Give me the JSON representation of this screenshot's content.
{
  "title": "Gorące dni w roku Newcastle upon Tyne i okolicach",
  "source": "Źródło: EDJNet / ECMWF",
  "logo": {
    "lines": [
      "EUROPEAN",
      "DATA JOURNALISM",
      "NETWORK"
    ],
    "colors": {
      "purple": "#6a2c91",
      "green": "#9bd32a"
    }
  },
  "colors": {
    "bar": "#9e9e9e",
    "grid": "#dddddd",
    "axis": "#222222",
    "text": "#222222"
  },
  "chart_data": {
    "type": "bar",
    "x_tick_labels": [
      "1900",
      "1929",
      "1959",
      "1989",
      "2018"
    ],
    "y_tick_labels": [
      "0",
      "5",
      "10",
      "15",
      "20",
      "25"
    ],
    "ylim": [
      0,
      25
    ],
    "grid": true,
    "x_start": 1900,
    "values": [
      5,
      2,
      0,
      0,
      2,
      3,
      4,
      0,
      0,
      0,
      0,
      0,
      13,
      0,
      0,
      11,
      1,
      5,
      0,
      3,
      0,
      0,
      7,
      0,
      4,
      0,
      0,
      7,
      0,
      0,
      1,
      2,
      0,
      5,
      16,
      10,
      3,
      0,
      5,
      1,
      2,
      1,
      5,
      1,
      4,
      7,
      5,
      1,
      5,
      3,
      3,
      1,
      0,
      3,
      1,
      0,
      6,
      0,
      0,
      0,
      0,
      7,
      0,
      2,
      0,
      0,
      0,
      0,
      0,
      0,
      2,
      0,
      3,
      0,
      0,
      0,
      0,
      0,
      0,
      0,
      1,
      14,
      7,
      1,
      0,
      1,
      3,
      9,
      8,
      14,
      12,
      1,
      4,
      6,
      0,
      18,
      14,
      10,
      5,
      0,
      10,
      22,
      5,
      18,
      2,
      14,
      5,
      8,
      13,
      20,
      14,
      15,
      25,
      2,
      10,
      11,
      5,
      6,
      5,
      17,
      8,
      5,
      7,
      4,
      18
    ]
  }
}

# REQUIRED TASK
Repeat every entry exactly as written above.

# REPLY TO THE TASK
Give me the JSON representation of this screenshot's content.
{
  "title": "Gorące dni w roku Newcastle upon Tyne i okolicach",
  "source": "Źródło: EDJNet / ECMWF",
  "logo": {
    "lines": [
      "EUROPEAN",
      "DATA JOURNALISM",
      "NETWORK"
    ],
    "colors": {
      "purple": "#6a2c91",
      "green": "#9bd32a"
    }
  },
  "colors": {
    "bar": "#9e9e9e",
    "grid": "#dddddd",
    "axis": "#222222",
    "text": "#222222"
  },
  "chart_data": {
    "type": "bar",
    "x_tick_labels": [
      "1900",
      "1929",
      "1959",
      "1989",
      "2018"
    ],
    "y_tick_labels": [
      "0",
      "5",
      "10",
      "15",
      "20",
      "25"
    ],
    "ylim": [
      0,
      25
    ],
    "grid": true,
    "x_start": 1900,
    "values": [
      5,
      2,
      0,
      0,
      2,
      3,
      4,
      0,
      0,
      0,
      0,
      0,
      13,
      0,
      0,
      11,
      1,
      5,
      0,
      3,
      0,
      0,
      7,
      0,
      4,
      0,
      0,
      7,
      0,
      0,
      1,
      2,
      0,
      5,
      16,
      10,
      3,
      0,
      5,
      1,
      2,
      1,
      5,
      1,
      4,
      7,
      5,
      1,
      5,
      3,
      3,
      1,
      0,
      3,
      1,
      0,
      6,
      0,
      0,
      0,
      0,
      7,
      0,
      2,
      0,
      0,
      0,
      0,
      0,
      0,
      2,
      0,
      3,
      0,
      0,
      0,
      0,
      0,
      0,
      0,
      1,
      14,
      7,
      1,
      0,
      1,
      3,
      9,
      8,
      14,
      12,
      1,
      4,
      6,
      0,
      18,
      14,
      10,
      5,
      0,
      10,
      22,
      5,
      18,
      2,
      14,
      5,
      8,
      13,
      20,
      14,
      15,
      25,
      2,
      10,
      11,
      5,
      6,
      5,
      17,
      8,
      5,
      7,
      4,
      18
    ]
  }
}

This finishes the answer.